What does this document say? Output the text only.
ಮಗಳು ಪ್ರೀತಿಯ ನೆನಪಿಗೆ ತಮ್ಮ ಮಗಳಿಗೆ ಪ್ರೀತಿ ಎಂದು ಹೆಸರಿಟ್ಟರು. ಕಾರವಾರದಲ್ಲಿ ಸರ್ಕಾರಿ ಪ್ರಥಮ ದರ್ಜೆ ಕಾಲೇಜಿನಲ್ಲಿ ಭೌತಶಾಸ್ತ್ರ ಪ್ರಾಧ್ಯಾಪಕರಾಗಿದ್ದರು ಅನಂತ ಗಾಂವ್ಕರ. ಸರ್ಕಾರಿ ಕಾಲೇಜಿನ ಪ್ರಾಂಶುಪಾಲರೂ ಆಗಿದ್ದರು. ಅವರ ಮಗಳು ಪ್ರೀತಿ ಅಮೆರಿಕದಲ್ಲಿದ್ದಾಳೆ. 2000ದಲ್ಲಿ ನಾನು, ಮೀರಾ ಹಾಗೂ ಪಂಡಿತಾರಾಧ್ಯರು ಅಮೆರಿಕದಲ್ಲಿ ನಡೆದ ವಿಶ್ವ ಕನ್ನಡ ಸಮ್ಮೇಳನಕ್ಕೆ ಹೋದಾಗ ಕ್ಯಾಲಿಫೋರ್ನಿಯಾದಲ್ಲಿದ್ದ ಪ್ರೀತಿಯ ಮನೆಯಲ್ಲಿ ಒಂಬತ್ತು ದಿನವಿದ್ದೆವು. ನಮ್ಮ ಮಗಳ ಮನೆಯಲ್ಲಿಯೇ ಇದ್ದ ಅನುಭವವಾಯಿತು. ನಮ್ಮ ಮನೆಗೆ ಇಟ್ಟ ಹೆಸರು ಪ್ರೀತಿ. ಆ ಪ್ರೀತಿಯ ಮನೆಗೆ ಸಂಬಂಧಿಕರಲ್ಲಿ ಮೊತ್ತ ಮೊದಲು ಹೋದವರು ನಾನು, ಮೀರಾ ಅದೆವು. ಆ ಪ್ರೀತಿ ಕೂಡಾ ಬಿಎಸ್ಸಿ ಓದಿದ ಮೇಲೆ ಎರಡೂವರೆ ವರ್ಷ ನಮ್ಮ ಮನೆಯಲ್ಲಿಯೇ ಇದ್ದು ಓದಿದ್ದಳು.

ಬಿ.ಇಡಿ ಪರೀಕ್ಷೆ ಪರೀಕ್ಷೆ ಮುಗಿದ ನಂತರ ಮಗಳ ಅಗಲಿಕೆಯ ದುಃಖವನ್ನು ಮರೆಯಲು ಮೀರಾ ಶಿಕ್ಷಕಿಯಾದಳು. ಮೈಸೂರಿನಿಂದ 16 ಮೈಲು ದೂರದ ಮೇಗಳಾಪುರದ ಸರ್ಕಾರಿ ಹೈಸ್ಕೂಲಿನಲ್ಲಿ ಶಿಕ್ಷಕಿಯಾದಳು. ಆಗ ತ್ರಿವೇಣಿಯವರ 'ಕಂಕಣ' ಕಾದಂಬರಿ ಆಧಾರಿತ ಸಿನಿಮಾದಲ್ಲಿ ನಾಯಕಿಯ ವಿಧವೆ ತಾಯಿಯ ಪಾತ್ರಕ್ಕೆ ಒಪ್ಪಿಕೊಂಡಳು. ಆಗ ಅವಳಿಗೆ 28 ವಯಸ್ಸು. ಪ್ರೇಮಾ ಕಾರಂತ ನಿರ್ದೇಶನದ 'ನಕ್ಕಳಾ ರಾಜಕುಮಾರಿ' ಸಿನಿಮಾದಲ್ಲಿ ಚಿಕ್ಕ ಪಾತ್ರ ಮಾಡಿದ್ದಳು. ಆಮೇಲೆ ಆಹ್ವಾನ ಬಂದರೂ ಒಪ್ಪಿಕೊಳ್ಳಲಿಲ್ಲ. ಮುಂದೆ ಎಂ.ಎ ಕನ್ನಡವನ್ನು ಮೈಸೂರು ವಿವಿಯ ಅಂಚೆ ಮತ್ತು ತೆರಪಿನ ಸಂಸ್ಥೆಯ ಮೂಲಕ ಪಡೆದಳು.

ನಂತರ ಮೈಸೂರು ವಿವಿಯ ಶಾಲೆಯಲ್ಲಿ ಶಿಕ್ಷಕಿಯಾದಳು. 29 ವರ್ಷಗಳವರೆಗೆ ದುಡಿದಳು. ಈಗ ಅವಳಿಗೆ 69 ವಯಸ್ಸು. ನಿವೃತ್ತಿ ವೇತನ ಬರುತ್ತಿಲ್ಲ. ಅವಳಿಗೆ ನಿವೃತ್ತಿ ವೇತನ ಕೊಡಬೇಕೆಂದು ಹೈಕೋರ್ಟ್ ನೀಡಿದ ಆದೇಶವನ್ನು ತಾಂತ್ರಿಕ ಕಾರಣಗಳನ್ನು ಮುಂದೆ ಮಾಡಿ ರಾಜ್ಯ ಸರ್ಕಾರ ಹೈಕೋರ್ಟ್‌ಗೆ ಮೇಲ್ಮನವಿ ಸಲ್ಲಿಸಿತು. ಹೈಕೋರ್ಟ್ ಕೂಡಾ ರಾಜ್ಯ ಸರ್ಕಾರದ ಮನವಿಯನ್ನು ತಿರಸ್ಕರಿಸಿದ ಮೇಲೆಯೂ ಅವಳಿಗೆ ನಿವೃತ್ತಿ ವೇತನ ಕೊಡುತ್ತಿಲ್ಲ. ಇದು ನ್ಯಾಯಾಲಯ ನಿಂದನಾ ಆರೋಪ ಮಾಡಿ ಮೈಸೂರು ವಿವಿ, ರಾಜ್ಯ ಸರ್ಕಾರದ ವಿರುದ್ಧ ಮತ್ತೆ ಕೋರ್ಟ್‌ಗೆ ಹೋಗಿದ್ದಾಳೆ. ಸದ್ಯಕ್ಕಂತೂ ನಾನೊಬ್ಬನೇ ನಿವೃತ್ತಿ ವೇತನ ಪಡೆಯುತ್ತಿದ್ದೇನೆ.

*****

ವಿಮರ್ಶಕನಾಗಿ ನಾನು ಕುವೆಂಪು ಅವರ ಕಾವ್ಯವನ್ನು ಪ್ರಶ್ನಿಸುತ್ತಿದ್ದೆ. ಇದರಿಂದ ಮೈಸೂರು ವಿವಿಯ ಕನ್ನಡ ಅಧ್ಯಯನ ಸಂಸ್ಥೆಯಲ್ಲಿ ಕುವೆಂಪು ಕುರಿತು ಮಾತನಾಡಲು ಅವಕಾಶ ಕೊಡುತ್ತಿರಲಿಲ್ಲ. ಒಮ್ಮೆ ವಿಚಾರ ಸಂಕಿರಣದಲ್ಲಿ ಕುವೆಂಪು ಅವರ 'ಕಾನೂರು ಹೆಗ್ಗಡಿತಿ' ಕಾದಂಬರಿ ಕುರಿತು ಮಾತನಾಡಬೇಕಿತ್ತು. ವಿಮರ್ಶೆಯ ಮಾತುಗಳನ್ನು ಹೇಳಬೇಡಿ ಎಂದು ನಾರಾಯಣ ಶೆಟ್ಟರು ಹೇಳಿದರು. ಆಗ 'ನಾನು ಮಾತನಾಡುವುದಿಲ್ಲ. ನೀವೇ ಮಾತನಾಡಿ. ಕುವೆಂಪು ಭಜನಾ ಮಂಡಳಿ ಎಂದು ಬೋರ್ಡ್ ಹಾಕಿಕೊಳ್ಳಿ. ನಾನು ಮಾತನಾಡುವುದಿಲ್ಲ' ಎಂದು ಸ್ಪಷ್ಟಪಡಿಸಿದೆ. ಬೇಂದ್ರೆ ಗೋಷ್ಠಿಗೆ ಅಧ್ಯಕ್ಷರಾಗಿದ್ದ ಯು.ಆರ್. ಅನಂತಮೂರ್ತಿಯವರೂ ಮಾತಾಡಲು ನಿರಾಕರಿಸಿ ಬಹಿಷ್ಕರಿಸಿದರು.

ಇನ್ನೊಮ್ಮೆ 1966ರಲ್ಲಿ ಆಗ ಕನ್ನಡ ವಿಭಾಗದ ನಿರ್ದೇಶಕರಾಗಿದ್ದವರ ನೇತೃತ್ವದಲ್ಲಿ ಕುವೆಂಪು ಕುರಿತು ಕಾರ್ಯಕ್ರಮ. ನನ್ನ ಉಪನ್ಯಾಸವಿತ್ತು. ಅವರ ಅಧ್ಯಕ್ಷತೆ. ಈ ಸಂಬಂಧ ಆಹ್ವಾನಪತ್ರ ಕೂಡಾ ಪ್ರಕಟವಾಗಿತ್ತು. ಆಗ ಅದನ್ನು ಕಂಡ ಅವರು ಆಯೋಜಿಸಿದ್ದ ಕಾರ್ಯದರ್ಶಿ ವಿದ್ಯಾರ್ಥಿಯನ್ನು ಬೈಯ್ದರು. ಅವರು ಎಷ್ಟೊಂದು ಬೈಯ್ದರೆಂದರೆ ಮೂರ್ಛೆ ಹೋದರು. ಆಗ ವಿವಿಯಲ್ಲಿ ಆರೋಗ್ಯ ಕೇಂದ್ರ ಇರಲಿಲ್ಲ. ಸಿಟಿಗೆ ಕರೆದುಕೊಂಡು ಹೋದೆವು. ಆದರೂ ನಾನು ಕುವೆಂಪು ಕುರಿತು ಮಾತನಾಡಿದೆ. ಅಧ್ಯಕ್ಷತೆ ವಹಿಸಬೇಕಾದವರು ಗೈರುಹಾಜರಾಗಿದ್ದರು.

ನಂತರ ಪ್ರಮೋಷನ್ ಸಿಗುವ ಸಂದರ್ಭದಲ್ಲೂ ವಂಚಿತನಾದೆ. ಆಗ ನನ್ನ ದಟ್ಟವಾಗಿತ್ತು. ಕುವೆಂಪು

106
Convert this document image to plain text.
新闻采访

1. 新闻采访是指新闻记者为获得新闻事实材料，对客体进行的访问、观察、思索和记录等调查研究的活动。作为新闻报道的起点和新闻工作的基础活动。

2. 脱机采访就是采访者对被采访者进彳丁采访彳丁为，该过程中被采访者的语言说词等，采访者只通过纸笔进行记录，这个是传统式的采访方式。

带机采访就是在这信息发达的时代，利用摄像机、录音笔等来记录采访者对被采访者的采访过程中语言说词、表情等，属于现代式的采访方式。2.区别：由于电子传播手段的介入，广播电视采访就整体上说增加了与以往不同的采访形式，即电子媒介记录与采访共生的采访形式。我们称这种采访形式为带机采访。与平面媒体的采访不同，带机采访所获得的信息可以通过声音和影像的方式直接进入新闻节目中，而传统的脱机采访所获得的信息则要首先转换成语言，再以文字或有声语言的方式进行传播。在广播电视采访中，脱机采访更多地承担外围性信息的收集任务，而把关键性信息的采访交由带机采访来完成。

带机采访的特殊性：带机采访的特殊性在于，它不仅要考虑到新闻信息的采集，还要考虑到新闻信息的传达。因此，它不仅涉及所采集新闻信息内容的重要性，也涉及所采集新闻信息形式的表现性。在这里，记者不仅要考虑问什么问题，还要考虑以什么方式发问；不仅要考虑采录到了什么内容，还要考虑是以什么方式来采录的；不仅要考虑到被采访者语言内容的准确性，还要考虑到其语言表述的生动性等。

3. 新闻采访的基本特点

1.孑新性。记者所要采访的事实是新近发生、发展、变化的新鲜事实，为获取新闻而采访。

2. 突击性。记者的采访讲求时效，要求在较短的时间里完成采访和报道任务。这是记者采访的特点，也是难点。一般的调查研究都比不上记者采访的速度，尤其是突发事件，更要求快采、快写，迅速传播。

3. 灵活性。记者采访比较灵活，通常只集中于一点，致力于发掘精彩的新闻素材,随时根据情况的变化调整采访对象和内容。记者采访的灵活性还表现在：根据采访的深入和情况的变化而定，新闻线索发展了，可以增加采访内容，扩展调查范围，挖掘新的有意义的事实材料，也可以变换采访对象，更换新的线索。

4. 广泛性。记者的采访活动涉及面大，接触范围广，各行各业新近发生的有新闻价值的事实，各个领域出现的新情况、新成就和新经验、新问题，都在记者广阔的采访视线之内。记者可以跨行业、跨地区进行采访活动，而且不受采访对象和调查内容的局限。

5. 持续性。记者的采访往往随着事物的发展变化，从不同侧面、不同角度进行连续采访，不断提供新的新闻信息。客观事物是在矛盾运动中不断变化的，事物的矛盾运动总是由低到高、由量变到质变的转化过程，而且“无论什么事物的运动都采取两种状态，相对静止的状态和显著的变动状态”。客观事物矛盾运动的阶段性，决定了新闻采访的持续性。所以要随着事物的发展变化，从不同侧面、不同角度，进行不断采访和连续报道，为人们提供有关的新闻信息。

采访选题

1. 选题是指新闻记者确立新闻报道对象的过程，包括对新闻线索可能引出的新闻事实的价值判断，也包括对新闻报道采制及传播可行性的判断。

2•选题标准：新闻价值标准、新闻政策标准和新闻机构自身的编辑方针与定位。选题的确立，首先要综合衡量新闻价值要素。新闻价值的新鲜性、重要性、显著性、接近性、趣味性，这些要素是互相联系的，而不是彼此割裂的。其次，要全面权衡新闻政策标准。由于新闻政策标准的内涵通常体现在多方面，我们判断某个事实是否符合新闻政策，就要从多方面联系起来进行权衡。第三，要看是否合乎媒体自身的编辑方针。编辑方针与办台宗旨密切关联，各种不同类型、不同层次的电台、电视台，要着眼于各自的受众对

--------------------------------------------------

▶ _WORK TO DO_: Among the entries above, identify all lines with "this" and copy them.

▶ _EXERCISE RESPONSE_:
What does this document say? Output the text only.
Convert this document image to plain text.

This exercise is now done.